Dataset records>
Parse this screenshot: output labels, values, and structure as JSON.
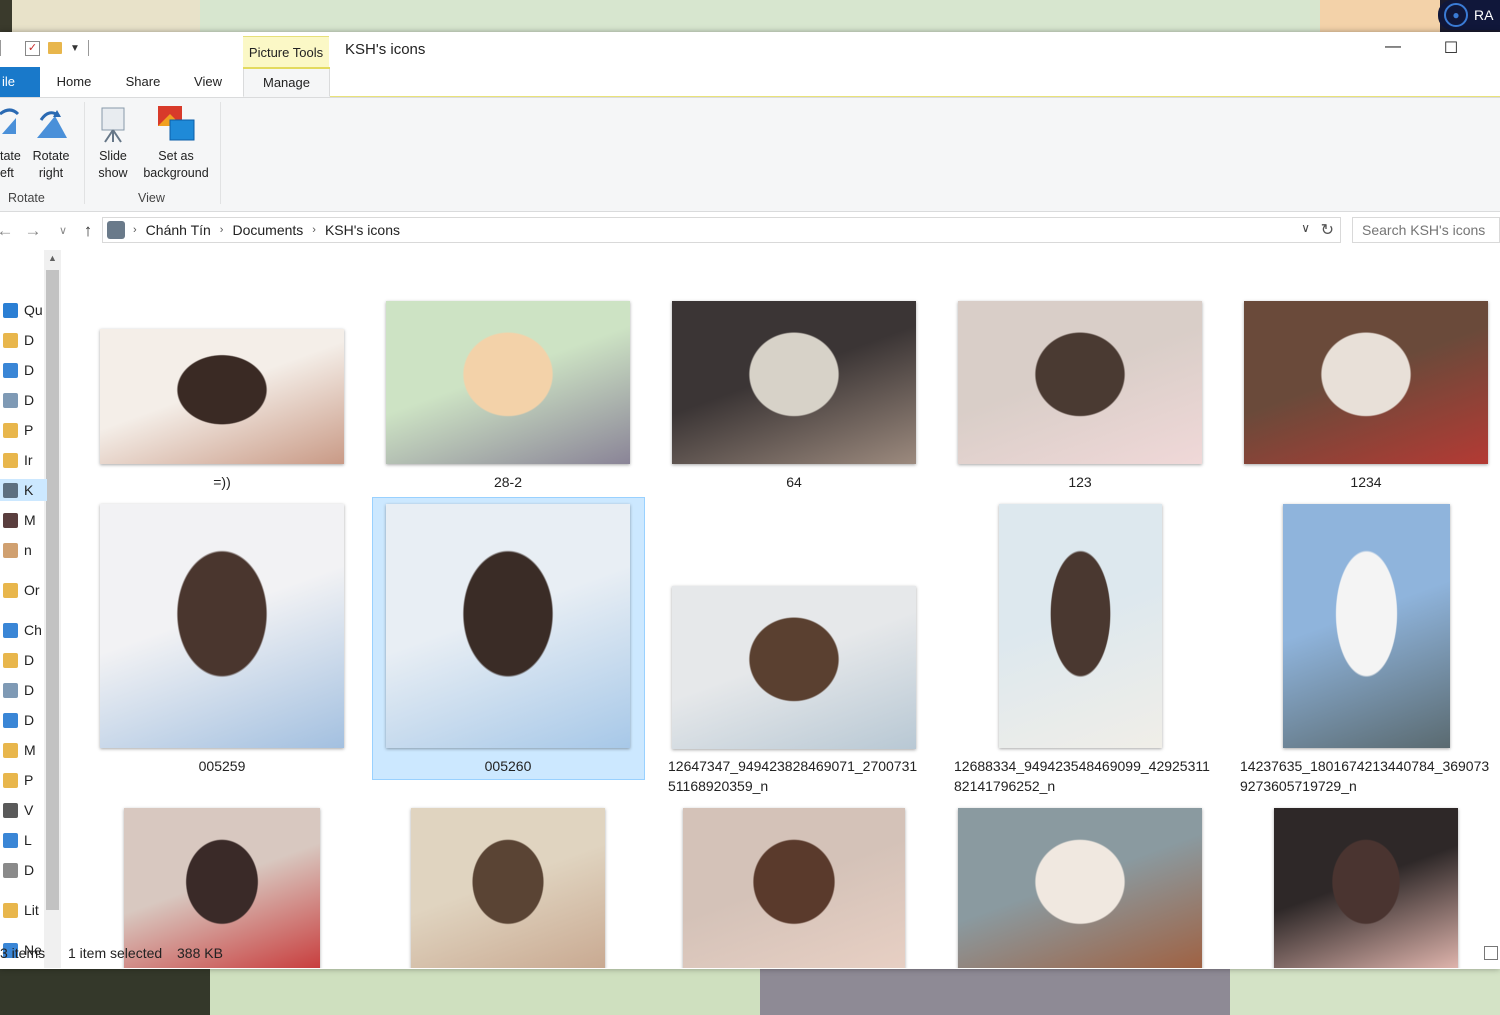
{
  "window": {
    "title": "KSH's icons",
    "context_tab": "Picture Tools",
    "minimize_glyph": "—",
    "maximize_glyph": "☐"
  },
  "desktop": {
    "user_label": "RA"
  },
  "ribbon": {
    "tabs": [
      {
        "label": "ile"
      },
      {
        "label": "Home"
      },
      {
        "label": "Share"
      },
      {
        "label": "View"
      },
      {
        "label": "Manage"
      }
    ],
    "groups": {
      "rotate": {
        "label": "Rotate",
        "rotate_left": "tate\neft",
        "rotate_right": "Rotate\nright"
      },
      "view": {
        "label": "View",
        "slide_show": "Slide\nshow",
        "set_background": "Set as\nbackground"
      }
    }
  },
  "address": {
    "crumbs": [
      "Chánh Tín",
      "Documents",
      "KSH's icons"
    ]
  },
  "search": {
    "placeholder": "Search KSH's icons"
  },
  "navpane": {
    "items": [
      {
        "label": "Qu",
        "icon": "star-icon",
        "color": "#2b7fd4"
      },
      {
        "label": "D",
        "icon": "folder-icon",
        "color": "#e8b64c"
      },
      {
        "label": "D",
        "icon": "download-folder-icon",
        "color": "#3a86d6"
      },
      {
        "label": "D",
        "icon": "document-folder-icon",
        "color": "#7f9ab5"
      },
      {
        "label": "P",
        "icon": "pictures-folder-icon",
        "color": "#e8b64c"
      },
      {
        "label": "Ir",
        "icon": "folder-icon",
        "color": "#e8b64c"
      },
      {
        "label": "K",
        "icon": "custom-folder-icon",
        "color": "#5d6f80"
      },
      {
        "label": "M",
        "icon": "custom-folder-icon",
        "color": "#5a3e3e"
      },
      {
        "label": "n",
        "icon": "custom-folder-icon",
        "color": "#d0a070"
      },
      {
        "label": "Or",
        "icon": "onedrive-folder-icon",
        "color": "#e8b64c"
      },
      {
        "label": "Ch",
        "icon": "pc-icon",
        "color": "#3a86d6"
      },
      {
        "label": "D",
        "icon": "folder-icon",
        "color": "#e8b64c"
      },
      {
        "label": "D",
        "icon": "document-folder-icon",
        "color": "#7f9ab5"
      },
      {
        "label": "D",
        "icon": "download-folder-icon",
        "color": "#3a86d6"
      },
      {
        "label": "M",
        "icon": "music-folder-icon",
        "color": "#e8b64c"
      },
      {
        "label": "P",
        "icon": "pictures-folder-icon",
        "color": "#e8b64c"
      },
      {
        "label": "V",
        "icon": "videos-folder-icon",
        "color": "#5a5a5a"
      },
      {
        "label": "L",
        "icon": "drive-icon",
        "color": "#3a86d6"
      },
      {
        "label": "D",
        "icon": "drive-icon",
        "color": "#8a8a8a"
      },
      {
        "label": "Lit",
        "icon": "libraries-icon",
        "color": "#e8b64c"
      },
      {
        "label": "Ne",
        "icon": "network-icon",
        "color": "#3a86d6"
      }
    ]
  },
  "files": [
    {
      "name": "=))",
      "colors": [
        "#f4eee8",
        "#c99a86",
        "#3a2a24"
      ]
    },
    {
      "name": "28-2",
      "colors": [
        "#cde3c4",
        "#8a8497",
        "#f3d2a9"
      ]
    },
    {
      "name": "64",
      "colors": [
        "#3b3535",
        "#9c8a7e",
        "#d7d2c8"
      ]
    },
    {
      "name": "123",
      "colors": [
        "#d9cec8",
        "#f0d8d8",
        "#4a3a32"
      ]
    },
    {
      "name": "1234",
      "colors": [
        "#6a4a3a",
        "#b43a34",
        "#e8e0d8"
      ]
    },
    {
      "name": "005259",
      "colors": [
        "#f2f2f4",
        "#a3c0e0",
        "#4a362e"
      ]
    },
    {
      "name": "005260",
      "colors": [
        "#e8eef4",
        "#a7c8e8",
        "#3a2c26"
      ]
    },
    {
      "name": "12647347_949423828469071_270073151168920359_n",
      "colors": [
        "#e6e8ea",
        "#b8c8d4",
        "#5a4030"
      ]
    },
    {
      "name": "12688334_949423548469099_4292531182141796252_n",
      "colors": [
        "#dde8ee",
        "#f0eee8",
        "#4a3830"
      ]
    },
    {
      "name": "14237635_1801674213440784_3690739273605719729_n",
      "colors": [
        "#8fb4dc",
        "#5a6a70",
        "#f4f4f4"
      ]
    },
    {
      "name": "",
      "colors": [
        "#d8c8c0",
        "#c83a3a",
        "#3a2a28"
      ]
    },
    {
      "name": "",
      "colors": [
        "#e0d4c0",
        "#c8a890",
        "#5a4434"
      ]
    },
    {
      "name": "",
      "colors": [
        "#d4c2b8",
        "#e8d0c4",
        "#5a3a2c"
      ]
    },
    {
      "name": "",
      "colors": [
        "#8a9aa0",
        "#a06040",
        "#f0e8e0"
      ]
    },
    {
      "name": "",
      "colors": [
        "#2e2828",
        "#e4b8b0",
        "#4a3430"
      ]
    }
  ],
  "status": {
    "items_count": "3 items",
    "selection": "1 item selected",
    "size": "388 KB"
  }
}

Problem> Print the records above exactly as they stand, but leave out the pictures.

Complete answer>
Parse this screenshot: output labels, values, and structure as JSON.
{
  "window": {
    "title": "KSH's icons",
    "context_tab": "Picture Tools",
    "minimize_glyph": "—",
    "maximize_glyph": "☐"
  },
  "desktop": {
    "user_label": "RA"
  },
  "ribbon": {
    "tabs": [
      {
        "label": "ile"
      },
      {
        "label": "Home"
      },
      {
        "label": "Share"
      },
      {
        "label": "View"
      },
      {
        "label": "Manage"
      }
    ],
    "groups": {
      "rotate": {
        "label": "Rotate",
        "rotate_left": "tate\neft",
        "rotate_right": "Rotate\nright"
      },
      "view": {
        "label": "View",
        "slide_show": "Slide\nshow",
        "set_background": "Set as\nbackground"
      }
    }
  },
  "address": {
    "crumbs": [
      "Chánh Tín",
      "Documents",
      "KSH's icons"
    ]
  },
  "search": {
    "placeholder": "Search KSH's icons"
  },
  "navpane": {
    "items": [
      {
        "label": "Qu",
        "icon": "star-icon",
        "color": "#2b7fd4"
      },
      {
        "label": "D",
        "icon": "folder-icon",
        "color": "#e8b64c"
      },
      {
        "label": "D",
        "icon": "download-folder-icon",
        "color": "#3a86d6"
      },
      {
        "label": "D",
        "icon": "document-folder-icon",
        "color": "#7f9ab5"
      },
      {
        "label": "P",
        "icon": "pictures-folder-icon",
        "color": "#e8b64c"
      },
      {
        "label": "Ir",
        "icon": "folder-icon",
        "color": "#e8b64c"
      },
      {
        "label": "K",
        "icon": "custom-folder-icon",
        "color": "#5d6f80"
      },
      {
        "label": "M",
        "icon": "custom-folder-icon",
        "color": "#5a3e3e"
      },
      {
        "label": "n",
        "icon": "custom-folder-icon",
        "color": "#d0a070"
      },
      {
        "label": "Or",
        "icon": "onedrive-folder-icon",
        "color": "#e8b64c"
      },
      {
        "label": "Ch",
        "icon": "pc-icon",
        "color": "#3a86d6"
      },
      {
        "label": "D",
        "icon": "folder-icon",
        "color": "#e8b64c"
      },
      {
        "label": "D",
        "icon": "document-folder-icon",
        "color": "#7f9ab5"
      },
      {
        "label": "D",
        "icon": "download-folder-icon",
        "color": "#3a86d6"
      },
      {
        "label": "M",
        "icon": "music-folder-icon",
        "color": "#e8b64c"
      },
      {
        "label": "P",
        "icon": "pictures-folder-icon",
        "color": "#e8b64c"
      },
      {
        "label": "V",
        "icon": "videos-folder-icon",
        "color": "#5a5a5a"
      },
      {
        "label": "L",
        "icon": "drive-icon",
        "color": "#3a86d6"
      },
      {
        "label": "D",
        "icon": "drive-icon",
        "color": "#8a8a8a"
      },
      {
        "label": "Lit",
        "icon": "libraries-icon",
        "color": "#e8b64c"
      },
      {
        "label": "Ne",
        "icon": "network-icon",
        "color": "#3a86d6"
      }
    ]
  },
  "files": [
    {
      "name": "=))",
      "colors": [
        "#f4eee8",
        "#c99a86",
        "#3a2a24"
      ]
    },
    {
      "name": "28-2",
      "colors": [
        "#cde3c4",
        "#8a8497",
        "#f3d2a9"
      ]
    },
    {
      "name": "64",
      "colors": [
        "#3b3535",
        "#9c8a7e",
        "#d7d2c8"
      ]
    },
    {
      "name": "123",
      "colors": [
        "#d9cec8",
        "#f0d8d8",
        "#4a3a32"
      ]
    },
    {
      "name": "1234",
      "colors": [
        "#6a4a3a",
        "#b43a34",
        "#e8e0d8"
      ]
    },
    {
      "name": "005259",
      "colors": [
        "#f2f2f4",
        "#a3c0e0",
        "#4a362e"
      ]
    },
    {
      "name": "005260",
      "colors": [
        "#e8eef4",
        "#a7c8e8",
        "#3a2c26"
      ]
    },
    {
      "name": "12647347_949423828469071_270073151168920359_n",
      "colors": [
        "#e6e8ea",
        "#b8c8d4",
        "#5a4030"
      ]
    },
    {
      "name": "12688334_949423548469099_4292531182141796252_n",
      "colors": [
        "#dde8ee",
        "#f0eee8",
        "#4a3830"
      ]
    },
    {
      "name": "14237635_1801674213440784_3690739273605719729_n",
      "colors": [
        "#8fb4dc",
        "#5a6a70",
        "#f4f4f4"
      ]
    },
    {
      "name": "",
      "colors": [
        "#d8c8c0",
        "#c83a3a",
        "#3a2a28"
      ]
    },
    {
      "name": "",
      "colors": [
        "#e0d4c0",
        "#c8a890",
        "#5a4434"
      ]
    },
    {
      "name": "",
      "colors": [
        "#d4c2b8",
        "#e8d0c4",
        "#5a3a2c"
      ]
    },
    {
      "name": "",
      "colors": [
        "#8a9aa0",
        "#a06040",
        "#f0e8e0"
      ]
    },
    {
      "name": "",
      "colors": [
        "#2e2828",
        "#e4b8b0",
        "#4a3430"
      ]
    }
  ],
  "status": {
    "items_count": "3 items",
    "selection": "1 item selected",
    "size": "388 KB"
  }
}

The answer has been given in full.